## Vorgegebener Text
============================================================

Renommierte Referenzobjekte. „Für einen Holzfensterbau-Betrieb ist unsere Auftragslage gut”, verrät Rutsch mit Blick auf das triste wirtschaftliche Umfeld der Branche: Seit 1995 habe sich die Anzahl der verkauften Fenstereinheiten in Deutschland halbiert, reine Holzfenster-Erzeuger verzeichneten teilweise noch größere Einbußen. Seine Ausnahme-Stellung führt er auch darauf zurück, dass seine Klientel - vorwiegend bessergestellte Privatkunden - „weniger konjunktur-abhängig” sei.
Als Referenz können die Meckesheimer Fensterbauer auf Großprojekte in Berlin/DE wie den Sitz der Deutschen Bank oder das ZDF-Hauptstadtstudio, verweisen. Einzigartig in seinem produktionstechnischen Anspruch seien aber laut Rutsch die Bauchbogen-Fenster für das Dresdner Schloss gewesen: Die nach außen gewölbten Rahmen dieser Bogenfenster erforderten maßgefertigte Schablonen. „Die obere Fensterkantel musste also doppelt gebogen werden”, resümiert der Architekt.

============================================================

## Bereitgestellte Einträge

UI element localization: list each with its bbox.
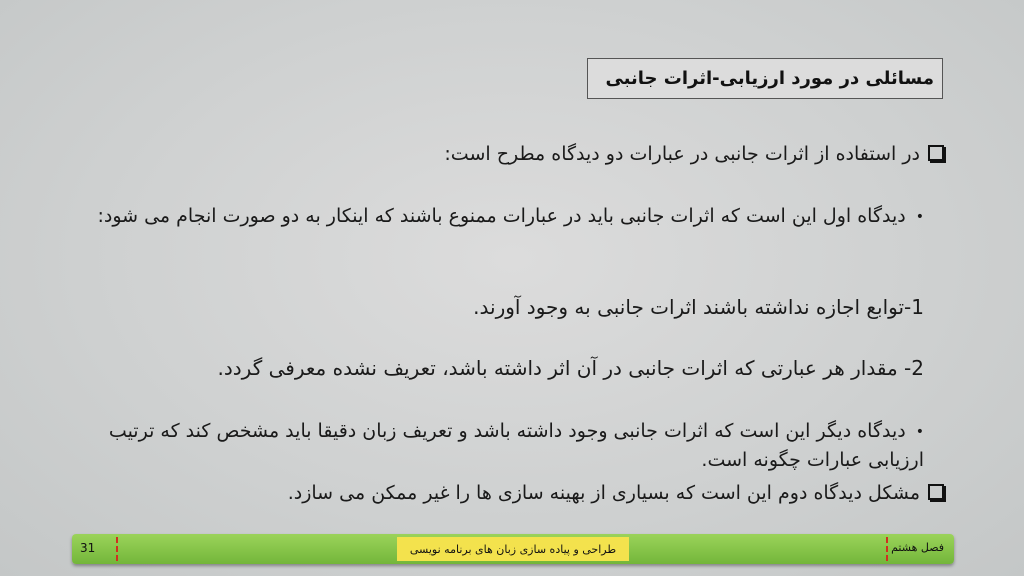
list-item: •دیدگاه دیگر این است که اثرات جانبی وجود داشته باشد و تعریف زبان دقیقا باید مشخص کند که ترتیب ارزیابی عبارات چگونه است. [64,417,924,474]
footer-divider [886,537,888,561]
list-item: در استفاده از اثرات جانبی در عبارات دو دیدگاه مطرح است: [84,140,944,168]
footer-bar [72,534,954,564]
footer-course-title: طراحی و پیاده سازی زبان های برنامه نویسی [397,537,629,561]
slide-title [587,58,943,99]
footer-divider [116,537,118,561]
checkbox-bullet-icon [928,145,944,161]
list-item: 2- مقدار هر عبارتی که اثرات جانبی در آن اثر داشته باشد، تعریف نشده معرفی گردد. [217,356,924,380]
list-item: •دیدگاه اول این است که اثرات جانبی باید در عبارات ممنوع باشند که اینکار به دو صورت انجام می شود: [84,202,924,231]
slide-title-text: مسائلی در مورد ارزیابی-اثرات جانبی [605,68,934,89]
dot-bullet-icon: • [915,208,924,225]
footer-chapter: فصل هشتم [891,541,944,554]
page-number: 31 [80,541,96,555]
dot-bullet-icon: • [915,423,924,440]
checkbox-bullet-icon [928,484,944,500]
list-item: مشکل دیدگاه دوم این است که بسیاری از بهینه سازی ها را غیر ممکن می سازد. [84,479,944,507]
list-item: 1-توابع اجازه نداشته باشند اثرات جانبی به وجود آورند. [473,295,924,319]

============================================================

## Aufgabenstellung
1 > Ändern Sie im Text über den Holzfensterbau-Betrieb den Abschnitt von „Als Referenz können“ bis „resümiert der Architekt.“, indem Sie „Dresdner Schloss“ durch „Berliner Schloss“ ersetzen.
2 > Wie hat sich laut dem Text über den Holzfensterbau-Betrieb die Anzahl der in Deutschland verkauften Fenstereinheiten seit 1995 entwickelt?
3 > Führen Sie den Text über den Holzfensterbau-Betrieb im Anschluss an seinen letzten Satz weiter.

## Lösungen
1 >
Als Referenz können die Meckesheimer Fensterbauer auf Großprojekte in Berlin/DE wie den Sitz der Deutschen Bank oder das ZDF-Hauptstadtstudio, verweisen. Einzigartig in seinem produktionstechnischen Anspruch seien aber laut Rutsch die Bauchbogen-Fenster für das Berliner Schloss gewesen: Die nach außen gewölbten Rahmen dieser Bogenfenster erforderten maßgefertigte Schablonen. „Die obere Fensterkantel musste also doppelt gebogen werden”, resümiert der Architekt.

2 > Sie hat sich halbiert.

3 >
Öffentliche Vergabe-Praktiken verbessern.
Nicht nach dem Billigst-, sondern nach dem Bestbieter-Prinzip solle bei Sanierungs-Ausschreibungen für denkmalgeschützte Gebäude der Zuschlag erfolgen, beklagt Rutsch die bisherige Vergabe-Praxis. So will Rutsch - Mitglied im Exekutivrat der Initiative Pro Holzfenster und Teilnehmer beim RAL-Güteverband - auch weiterhin keine Abstriche bei der Qualität seiner Produkte machen. Den Diskontmarkt mögen andere besetzen.